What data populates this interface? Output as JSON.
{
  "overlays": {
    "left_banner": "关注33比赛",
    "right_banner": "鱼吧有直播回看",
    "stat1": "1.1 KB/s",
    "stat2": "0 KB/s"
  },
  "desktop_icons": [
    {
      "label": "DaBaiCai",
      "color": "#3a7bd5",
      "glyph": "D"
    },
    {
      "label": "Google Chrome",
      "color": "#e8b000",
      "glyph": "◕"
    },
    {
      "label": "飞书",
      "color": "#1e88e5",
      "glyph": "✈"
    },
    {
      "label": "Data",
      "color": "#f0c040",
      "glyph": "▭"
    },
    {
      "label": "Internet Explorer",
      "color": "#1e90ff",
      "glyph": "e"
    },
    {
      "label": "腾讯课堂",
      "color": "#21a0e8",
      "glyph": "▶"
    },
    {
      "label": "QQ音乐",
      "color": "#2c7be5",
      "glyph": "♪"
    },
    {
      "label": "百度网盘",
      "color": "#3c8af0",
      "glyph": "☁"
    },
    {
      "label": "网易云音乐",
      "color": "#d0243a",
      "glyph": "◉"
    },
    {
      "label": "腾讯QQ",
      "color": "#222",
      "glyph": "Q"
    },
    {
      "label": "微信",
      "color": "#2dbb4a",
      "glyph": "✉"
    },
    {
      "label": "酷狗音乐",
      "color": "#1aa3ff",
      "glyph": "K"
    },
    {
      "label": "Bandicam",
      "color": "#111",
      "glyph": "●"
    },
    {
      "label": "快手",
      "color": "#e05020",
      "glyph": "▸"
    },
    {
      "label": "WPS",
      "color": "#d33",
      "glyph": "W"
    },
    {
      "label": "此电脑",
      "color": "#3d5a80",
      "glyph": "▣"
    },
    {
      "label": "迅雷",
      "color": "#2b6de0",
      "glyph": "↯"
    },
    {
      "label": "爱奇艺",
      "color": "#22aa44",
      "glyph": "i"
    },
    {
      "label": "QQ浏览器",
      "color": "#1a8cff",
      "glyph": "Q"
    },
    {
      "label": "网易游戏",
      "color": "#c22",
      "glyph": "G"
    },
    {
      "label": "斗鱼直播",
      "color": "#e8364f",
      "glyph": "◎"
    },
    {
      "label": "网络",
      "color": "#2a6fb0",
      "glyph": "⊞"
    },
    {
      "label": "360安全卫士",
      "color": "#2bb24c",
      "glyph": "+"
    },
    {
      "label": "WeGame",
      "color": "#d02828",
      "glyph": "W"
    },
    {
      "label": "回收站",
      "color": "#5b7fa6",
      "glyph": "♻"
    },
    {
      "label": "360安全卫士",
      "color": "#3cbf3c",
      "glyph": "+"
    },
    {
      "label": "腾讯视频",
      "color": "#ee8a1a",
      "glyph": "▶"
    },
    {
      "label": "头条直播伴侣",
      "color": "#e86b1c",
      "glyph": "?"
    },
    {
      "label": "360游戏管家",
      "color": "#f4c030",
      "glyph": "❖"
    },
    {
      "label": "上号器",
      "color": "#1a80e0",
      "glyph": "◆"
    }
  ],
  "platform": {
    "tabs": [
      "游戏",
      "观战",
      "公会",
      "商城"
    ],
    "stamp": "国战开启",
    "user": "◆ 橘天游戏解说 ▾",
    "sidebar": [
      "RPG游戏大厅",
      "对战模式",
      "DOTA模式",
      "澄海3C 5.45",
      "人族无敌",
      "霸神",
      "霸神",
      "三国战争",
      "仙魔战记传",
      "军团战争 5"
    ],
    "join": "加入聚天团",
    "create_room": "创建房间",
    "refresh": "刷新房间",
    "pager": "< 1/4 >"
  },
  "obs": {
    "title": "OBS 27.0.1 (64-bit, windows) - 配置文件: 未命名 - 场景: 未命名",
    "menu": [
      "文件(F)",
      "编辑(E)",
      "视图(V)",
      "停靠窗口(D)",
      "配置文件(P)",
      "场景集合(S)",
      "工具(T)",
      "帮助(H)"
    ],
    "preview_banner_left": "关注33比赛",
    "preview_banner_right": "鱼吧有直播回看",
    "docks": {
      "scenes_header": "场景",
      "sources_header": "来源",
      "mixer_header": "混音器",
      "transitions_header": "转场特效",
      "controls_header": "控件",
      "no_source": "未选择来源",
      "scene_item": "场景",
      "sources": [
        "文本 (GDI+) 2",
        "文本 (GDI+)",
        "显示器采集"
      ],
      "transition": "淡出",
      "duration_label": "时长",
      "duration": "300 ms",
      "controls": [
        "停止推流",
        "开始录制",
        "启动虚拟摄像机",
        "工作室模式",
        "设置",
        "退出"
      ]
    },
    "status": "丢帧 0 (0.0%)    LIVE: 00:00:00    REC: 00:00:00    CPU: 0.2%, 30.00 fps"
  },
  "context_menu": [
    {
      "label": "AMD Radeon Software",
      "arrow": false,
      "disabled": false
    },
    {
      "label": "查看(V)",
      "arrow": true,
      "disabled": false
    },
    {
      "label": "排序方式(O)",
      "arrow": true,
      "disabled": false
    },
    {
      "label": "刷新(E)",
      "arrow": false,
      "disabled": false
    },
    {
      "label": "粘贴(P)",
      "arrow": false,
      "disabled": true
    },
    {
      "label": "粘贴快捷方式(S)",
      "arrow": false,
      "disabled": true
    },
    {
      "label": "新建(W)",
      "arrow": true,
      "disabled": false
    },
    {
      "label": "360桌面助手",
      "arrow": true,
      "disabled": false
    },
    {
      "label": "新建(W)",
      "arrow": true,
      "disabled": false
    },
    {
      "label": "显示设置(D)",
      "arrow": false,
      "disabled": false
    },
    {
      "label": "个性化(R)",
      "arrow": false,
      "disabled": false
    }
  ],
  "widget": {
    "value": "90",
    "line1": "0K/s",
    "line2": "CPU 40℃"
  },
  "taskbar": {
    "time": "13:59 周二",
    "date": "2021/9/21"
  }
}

■ Given exercise
Please give back all of the records exactly as written.

■ Solution to the problem
What data populates this interface? Output as JSON.
{
  "overlays": {
    "left_banner": "关注33比赛",
    "right_banner": "鱼吧有直播回看",
    "stat1": "1.1 KB/s",
    "stat2": "0 KB/s"
  },
  "desktop_icons": [
    {
      "label": "DaBaiCai",
      "color": "#3a7bd5",
      "glyph": "D"
    },
    {
      "label": "Google Chrome",
      "color": "#e8b000",
      "glyph": "◕"
    },
    {
      "label": "飞书",
      "color": "#1e88e5",
      "glyph": "✈"
    },
    {
      "label": "Data",
      "color": "#f0c040",
      "glyph": "▭"
    },
    {
      "label": "Internet Explorer",
      "color": "#1e90ff",
      "glyph": "e"
    },
    {
      "label": "腾讯课堂",
      "color": "#21a0e8",
      "glyph": "▶"
    },
    {
      "label": "QQ音乐",
      "color": "#2c7be5",
      "glyph": "♪"
    },
    {
      "label": "百度网盘",
      "color": "#3c8af0",
      "glyph": "☁"
    },
    {
      "label": "网易云音乐",
      "color": "#d0243a",
      "glyph": "◉"
    },
    {
      "label": "腾讯QQ",
      "color": "#222",
      "glyph": "Q"
    },
    {
      "label": "微信",
      "color": "#2dbb4a",
      "glyph": "✉"
    },
    {
      "label": "酷狗音乐",
      "color": "#1aa3ff",
      "glyph": "K"
    },
    {
      "label": "Bandicam",
      "color": "#111",
      "glyph": "●"
    },
    {
      "label": "快手",
      "color": "#e05020",
      "glyph": "▸"
    },
    {
      "label": "WPS",
      "color": "#d33",
      "glyph": "W"
    },
    {
      "label": "此电脑",
      "color": "#3d5a80",
      "glyph": "▣"
    },
    {
      "label": "迅雷",
      "color": "#2b6de0",
      "glyph": "↯"
    },
    {
      "label": "爱奇艺",
      "color": "#22aa44",
      "glyph": "i"
    },
    {
      "label": "QQ浏览器",
      "color": "#1a8cff",
      "glyph": "Q"
    },
    {
      "label": "网易游戏",
      "color": "#c22",
      "glyph": "G"
    },
    {
      "label": "斗鱼直播",
      "color": "#e8364f",
      "glyph": "◎"
    },
    {
      "label": "网络",
      "color": "#2a6fb0",
      "glyph": "⊞"
    },
    {
      "label": "360安全卫士",
      "color": "#2bb24c",
      "glyph": "+"
    },
    {
      "label": "WeGame",
      "color": "#d02828",
      "glyph": "W"
    },
    {
      "label": "回收站",
      "color": "#5b7fa6",
      "glyph": "♻"
    },
    {
      "label": "360安全卫士",
      "color": "#3cbf3c",
      "glyph": "+"
    },
    {
      "label": "腾讯视频",
      "color": "#ee8a1a",
      "glyph": "▶"
    },
    {
      "label": "头条直播伴侣",
      "color": "#e86b1c",
      "glyph": "?"
    },
    {
      "label": "360游戏管家",
      "color": "#f4c030",
      "glyph": "❖"
    },
    {
      "label": "上号器",
      "color": "#1a80e0",
      "glyph": "◆"
    }
  ],
  "platform": {
    "tabs": [
      "游戏",
      "观战",
      "公会",
      "商城"
    ],
    "stamp": "国战开启",
    "user": "◆ 橘天游戏解说 ▾",
    "sidebar": [
      "RPG游戏大厅",
      "对战模式",
      "DOTA模式",
      "澄海3C 5.45",
      "人族无敌",
      "霸神",
      "霸神",
      "三国战争",
      "仙魔战记传",
      "军团战争 5"
    ],
    "join": "加入聚天团",
    "create_room": "创建房间",
    "refresh": "刷新房间",
    "pager": "< 1/4 >"
  },
  "obs": {
    "title": "OBS 27.0.1 (64-bit, windows) - 配置文件: 未命名 - 场景: 未命名",
    "menu": [
      "文件(F)",
      "编辑(E)",
      "视图(V)",
      "停靠窗口(D)",
      "配置文件(P)",
      "场景集合(S)",
      "工具(T)",
      "帮助(H)"
    ],
    "preview_banner_left": "关注33比赛",
    "preview_banner_right": "鱼吧有直播回看",
    "docks": {
      "scenes_header": "场景",
      "sources_header": "来源",
      "mixer_header": "混音器",
      "transitions_header": "转场特效",
      "controls_header": "控件",
      "no_source": "未选择来源",
      "scene_item": "场景",
      "sources": [
        "文本 (GDI+) 2",
        "文本 (GDI+)",
        "显示器采集"
      ],
      "transition": "淡出",
      "duration_label": "时长",
      "duration": "300 ms",
      "controls": [
        "停止推流",
        "开始录制",
        "启动虚拟摄像机",
        "工作室模式",
        "设置",
        "退出"
      ]
    },
    "status": "丢帧 0 (0.0%)    LIVE: 00:00:00    REC: 00:00:00    CPU: 0.2%, 30.00 fps"
  },
  "context_menu": [
    {
      "label": "AMD Radeon Software",
      "arrow": false,
      "disabled": false
    },
    {
      "label": "查看(V)",
      "arrow": true,
      "disabled": false
    },
    {
      "label": "排序方式(O)",
      "arrow": true,
      "disabled": false
    },
    {
      "label": "刷新(E)",
      "arrow": false,
      "disabled": false
    },
    {
      "label": "粘贴(P)",
      "arrow": false,
      "disabled": true
    },
    {
      "label": "粘贴快捷方式(S)",
      "arrow": false,
      "disabled": true
    },
    {
      "label": "新建(W)",
      "arrow": true,
      "disabled": false
    },
    {
      "label": "360桌面助手",
      "arrow": true,
      "disabled": false
    },
    {
      "label": "新建(W)",
      "arrow": true,
      "disabled": false
    },
    {
      "label": "显示设置(D)",
      "arrow": false,
      "disabled": false
    },
    {
      "label": "个性化(R)",
      "arrow": false,
      "disabled": false
    }
  ],
  "widget": {
    "value": "90",
    "line1": "0K/s",
    "line2": "CPU 40℃"
  },
  "taskbar": {
    "time": "13:59 周二",
    "date": "2021/9/21"
  }
}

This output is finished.